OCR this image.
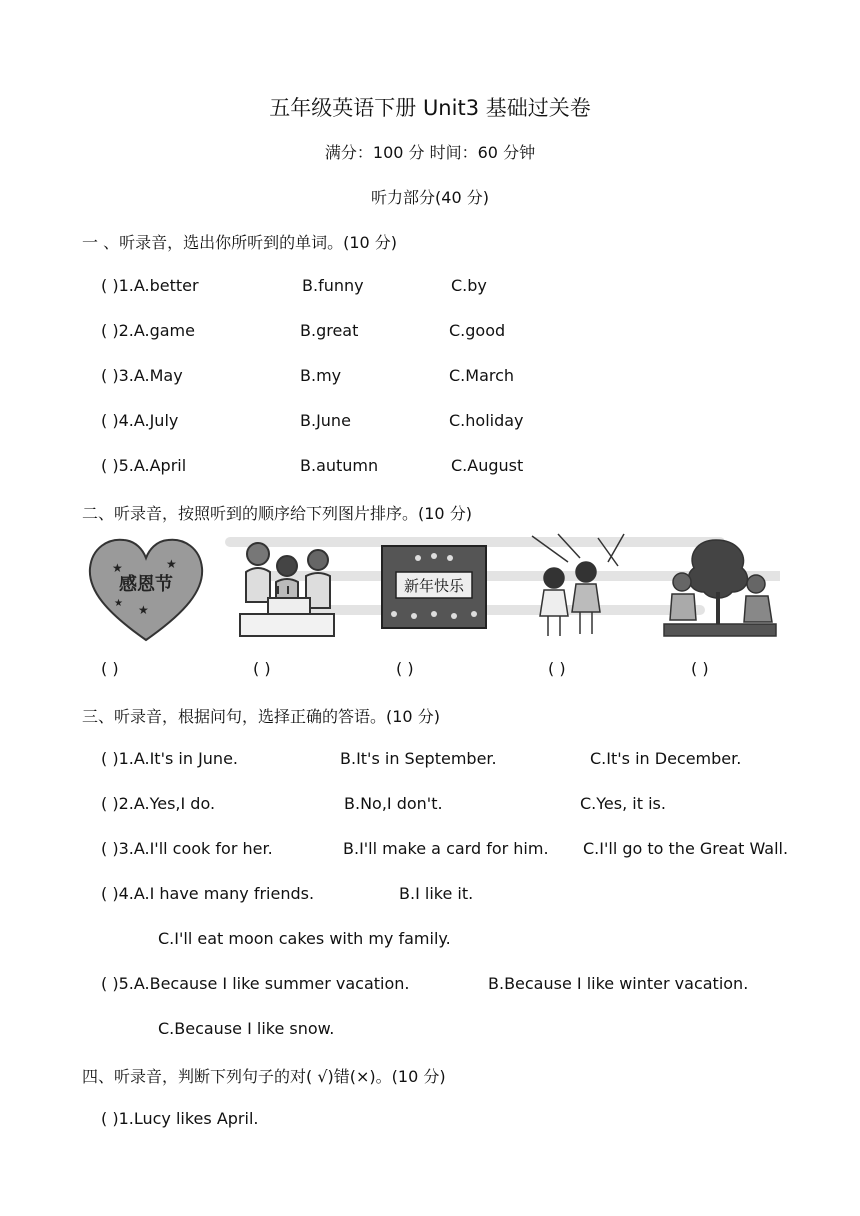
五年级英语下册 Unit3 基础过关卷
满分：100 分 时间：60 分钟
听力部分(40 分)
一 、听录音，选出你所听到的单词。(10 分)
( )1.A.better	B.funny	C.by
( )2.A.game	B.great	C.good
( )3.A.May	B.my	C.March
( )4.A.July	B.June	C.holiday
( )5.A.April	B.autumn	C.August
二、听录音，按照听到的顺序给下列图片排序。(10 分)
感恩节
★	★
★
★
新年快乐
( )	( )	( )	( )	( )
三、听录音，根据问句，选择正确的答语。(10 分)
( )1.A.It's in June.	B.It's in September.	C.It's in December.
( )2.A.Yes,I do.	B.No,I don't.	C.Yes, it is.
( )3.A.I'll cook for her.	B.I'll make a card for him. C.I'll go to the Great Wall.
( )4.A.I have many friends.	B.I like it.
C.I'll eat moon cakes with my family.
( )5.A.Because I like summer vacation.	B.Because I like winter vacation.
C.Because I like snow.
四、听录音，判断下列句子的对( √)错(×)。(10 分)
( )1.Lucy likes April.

----

== Task goal ==
Reproduce the records verbatim, omitting all images they contain.

== Response to this task ==
OCR this image.
五年级英语下册 Unit3 基础过关卷
满分：100 分 时间：60 分钟
听力部分(40 分)
一 、听录音，选出你所听到的单词。(10 分)
( )1.A.better	B.funny	C.by
( )2.A.game	B.great	C.good
( )3.A.May	B.my	C.March
( )4.A.July	B.June	C.holiday
( )5.A.April	B.autumn	C.August
二、听录音，按照听到的顺序给下列图片排序。(10 分)
感恩节
★	★
★
★
新年快乐
( )	( )	( )	( )	( )
三、听录音，根据问句，选择正确的答语。(10 分)
( )1.A.It's in June.	B.It's in September.	C.It's in December.
( )2.A.Yes,I do.	B.No,I don't.	C.Yes, it is.
( )3.A.I'll cook for her.	B.I'll make a card for him. C.I'll go to the Great Wall.
( )4.A.I have many friends.	B.I like it.
C.I'll eat moon cakes with my family.
( )5.A.Because I like summer vacation.	B.Because I like winter vacation.
C.Because I like snow.
四、听录音，判断下列句子的对( √)错(×)。(10 分)
( )1.Lucy likes April.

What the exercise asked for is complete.